(Dataset excerpt)

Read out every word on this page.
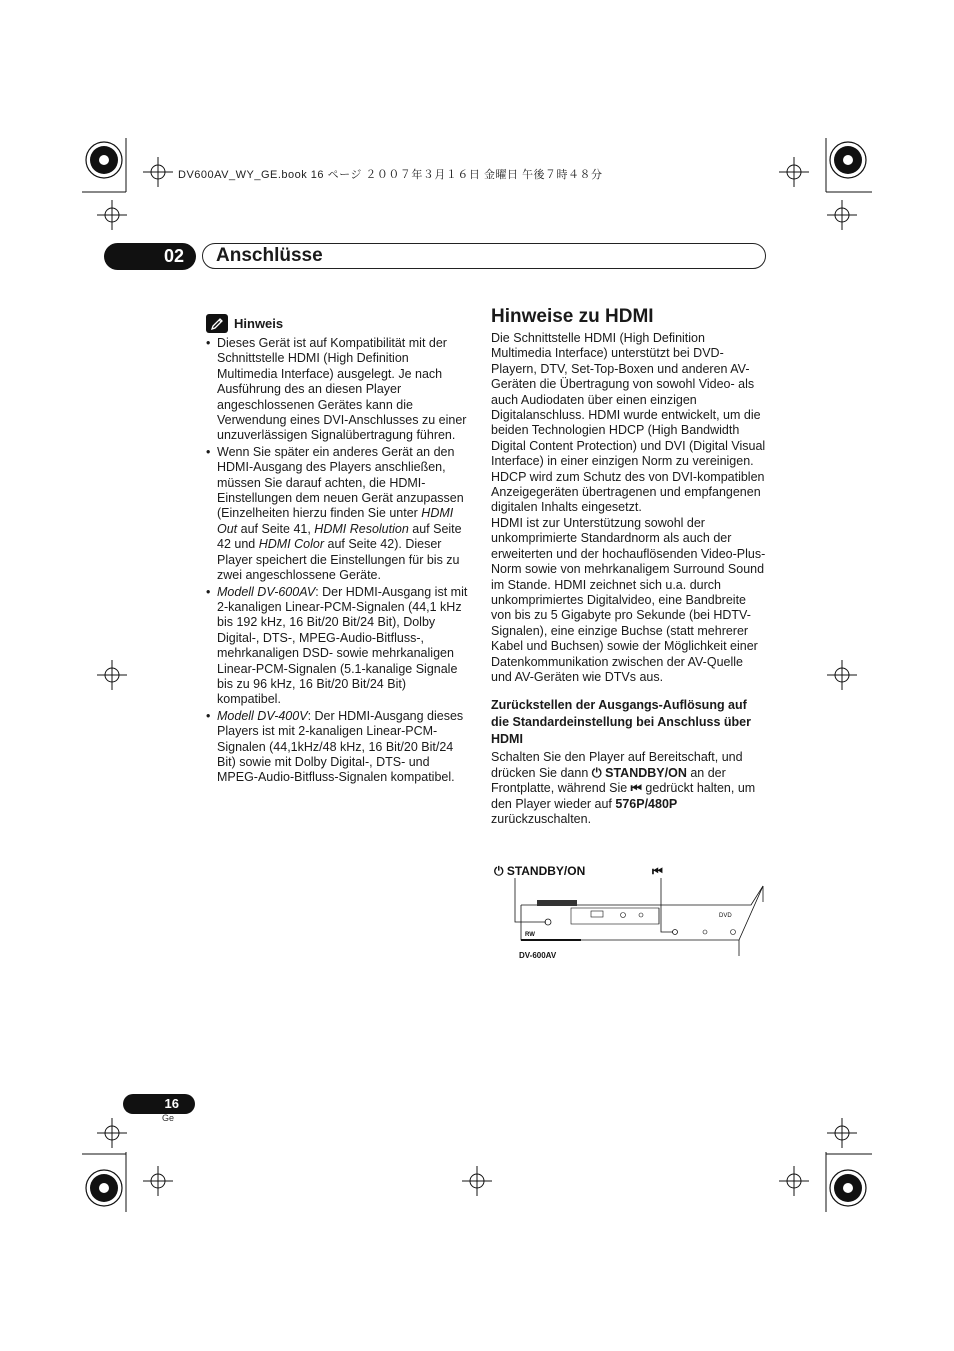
DV600AV_WY_GE.book 16 ページ ２００７年３月１６日 金曜日 午後７時４８分
02	Anschlüsse
Hinweis
• Dieses Gerät ist auf Kompatibilität mit der Schnittstelle HDMI (High Definition Multimedia Interface) ausgelegt. Je nach Ausführung des an diesen Player angeschlossenen Gerätes kann die Verwendung eines DVI-Anschlusses zu einer unzuverlässigen Signalübertragung führen.
• Wenn Sie später ein anderes Gerät an den HDMI-Ausgang des Players anschließen, müssen Sie darauf achten, die HDMI-Einstellungen dem neuen Gerät anzupassen (Einzelheiten hierzu finden Sie unter HDMI Out auf Seite 41, HDMI Resolution auf Seite 42 und HDMI Color auf Seite 42). Dieser Player speichert die Einstellungen für bis zu zwei angeschlossene Geräte.
• Modell DV-600AV: Der HDMI-Ausgang ist mit 2-kanaligen Linear-PCM-Signalen (44,1 kHz bis 192 kHz, 16 Bit/20 Bit/24 Bit), Dolby Digital-, DTS-, MPEG-Audio-Bitfluss-, mehrkanaligen DSD- sowie mehrkanaligen Linear-PCM-Signalen (5.1-kanalige Signale bis zu 96 kHz, 16 Bit/20 Bit/24 Bit) kompatibel.
• Modell DV-400V: Der HDMI-Ausgang dieses Players ist mit 2-kanaligen Linear-PCM-Signalen (44,1kHz/48 kHz, 16 Bit/20 Bit/24 Bit) sowie mit Dolby Digital-, DTS- und MPEG-Audio-Bitfluss-Signalen kompatibel.
Hinweise zu HDMI

Die Schnittstelle HDMI (High Definition Multimedia Interface) unterstützt bei DVD-Playern, DTV, Set-Top-Boxen und anderen AV-Geräten die Übertragung von sowohl Video- als auch Audiodaten über einen einzigen Digitalanschluss. HDMI wurde entwickelt, um die beiden Technologien HDCP (High Bandwidth Digital Content Protection) und DVI (Digital Visual Interface) in einer einzigen Norm zu vereinigen. HDCP wird zum Schutz des von DVI-kompatiblen Anzeigegeräten übertragenen und empfangenen digitalen Inhalts eingesetzt.

HDMI ist zur Unterstützung sowohl der unkomprimierte Standardnorm als auch der erweiterten und der hochauflösenden Video-Plus-Norm sowie von mehrkanaligem Surround Sound im Stande. HDMI zeichnet sich u.a. durch unkomprimiertes Digitalvideo, eine Bandbreite von bis zu 5 Gigabyte pro Sekunde (bei HDTV-Signalen), eine einzige Buchse (statt mehrerer Kabel und Buchsen) sowie der Möglichkeit einer Datenkommunikation zwischen der AV-Quelle und AV-Geräten wie DTVs aus.

Zurückstellen der Ausgangs-Auflösung auf die Standardeinstellung bei Anschluss über HDMI

Schalten Sie den Player auf Bereitschaft, und drücken Sie dann ⏻ STANDBY/ON an der Frontplatte, während Sie ⏮ gedrückt halten, um den Player wieder auf 576P/480P zurückzuschalten.

⏻ STANDBY/ON	⏮
DVD
RW
DV-600AV
16
Ge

◆ **What is being asked**
Check each line of the records for the word "kanaligen" and extract those that contain it.

◆ **Task result**
• Modell DV-600AV: Der HDMI-Ausgang ist mit 2-kanaligen Linear-PCM-Signalen (44,1 kHz bis 192 kHz, 16 Bit/20 Bit/24 Bit), Dolby Digital-, DTS-, MPEG-Audio-Bitfluss-, mehrkanaligen DSD- sowie mehrkanaligen Linear-PCM-Signalen (5.1-kanalige Signale bis zu 96 kHz, 16 Bit/20 Bit/24 Bit) kompatibel.
• Modell DV-400V: Der HDMI-Ausgang dieses Players ist mit 2-kanaligen Linear-PCM-Signalen (44,1kHz/48 kHz, 16 Bit/20 Bit/24 Bit) sowie mit Dolby Digital-, DTS- und MPEG-Audio-Bitfluss-Signalen kompatibel.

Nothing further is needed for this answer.